→ **Text extract**
↓↓↓

Book Talk: McQueen

“You do a thing, you go all the way. Which means I give every scene my best shot. Every line counts. If it doesn’t, then how come I’m out here in my funny hat making a damn fool of myself?”


“McQueen” by William F. Nolan (1984)


Maybe you’re like me and you hate to leave anything behind. When you’re out at the thrift stores or at the garage sales and you see something interesting but borderline, sometimes you’ll err on the side of just buy it, take it home, decide later. Many are the times I’ve gotten home and realized I didn’t own that movie or I do need a better copy of that record and I’m kicking myself for leaving something behind. The other side of that is seeing something out in the wild, thinking you should buy it, taking it home and seeing it sit on your shelf untouched for years. That’s what happened with me and the book we’re looking at today.

Steve McQueen and I have had a complicated relationship. I had always heard that there was no one cooler but I didn’t see it at first . Perhaps because I didn’t think he was handsome like Montgomery Clift. I think I initially saw him in Love With the Proper Stranger (1963), a film I loved and would watch every autumn. Gradually I came around; I mean, obviously, considering The Magnificent Seven (1960) and The Great Escape (1963), to name but two. Concerning this book, I always was hesitant to read it because it looked like it was a cheap, dime store bio. But I was wrong. Like I may have done with McQueen himself, I was guilty of literally judging a book by it’s cover. Lame, I know.

© Paramount Pictures

McQueen was the first biography on the actor to be written and published after his death. Maybe it was the “As Told To His Friend” on the cover that made me skeptical but William F. Nolan was indeed McQueen’s friend and had been granted unusual access to the star. Nolan was a prolific writer of fiction and non-fiction who’s biggest claim to fame was perhaps having written the 1967 novel Logan’s Run. Nolan had written an episode of McQueen’s series Wanted – Dead or Alive but it was his interest in racing that brought the two together. I realize just as I am writing this that William Nolan died on July 15, 2021 – the day before I started reading this book.

Turns out this book is good. The fact that is was written by a friend led to me to believe that Nolan would be able to share the many conversations he had with McQueen and would be able to discourse on the personal side but what of the professional? My concern that I wouldn’t get much skinny on Steve’s films was allayed early, though. Nolan’s book chronologically charts McQueen’s time in Hollywood but it also provides additional info on McQueen as a youth.

Nolan details McQueen’s father abandoning the family, prompting lifelong contempt from McQueen. Additional instability arose when Steve clashed with a stepfather resulting in a stay on an uncle’s farm, a time and a man McQueen cherished. At 14, Steve ended up in a home for wayward boys but he turned the reform school experience into a positive, learning many values there and he continued to support the school financially and with visits deep into his stardom. Nolan’s fine research details Steve’s wanderings before enlisting in the Marines.

“Just 12 months had passed since he left New York – truly an incredible year for a 16-year-old boy; from Cuban seas to Texas oil fields, from traveling carnivals to the forests of Canada. The Missouri farmboy had become a crew-cut Marine…”

↑↑↑

→ **Source data**

↓↓↓

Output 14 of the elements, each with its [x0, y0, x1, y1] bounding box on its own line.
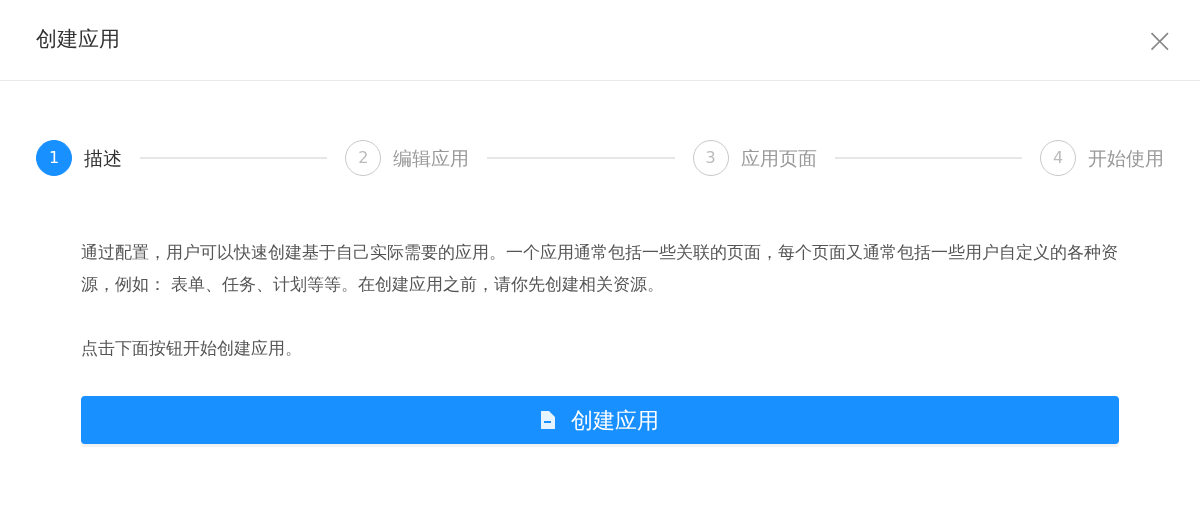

↑↑↑

Reproduce verbatim the passage of the McQueen book review that opens with the words containing "Turns out this" and closes with "as a youth.".

→ **Exercise output**
Turns out this book is good. The fact that is was written by a friend led to me to believe that Nolan would be able to share the many conversations he had with McQueen and would be able to discourse on the personal side but what of the professional? My concern that I wouldn’t get much skinny on Steve’s films was allayed early, though. Nolan’s book chronologically charts McQueen’s time in Hollywood but it also provides additional info on McQueen as a youth.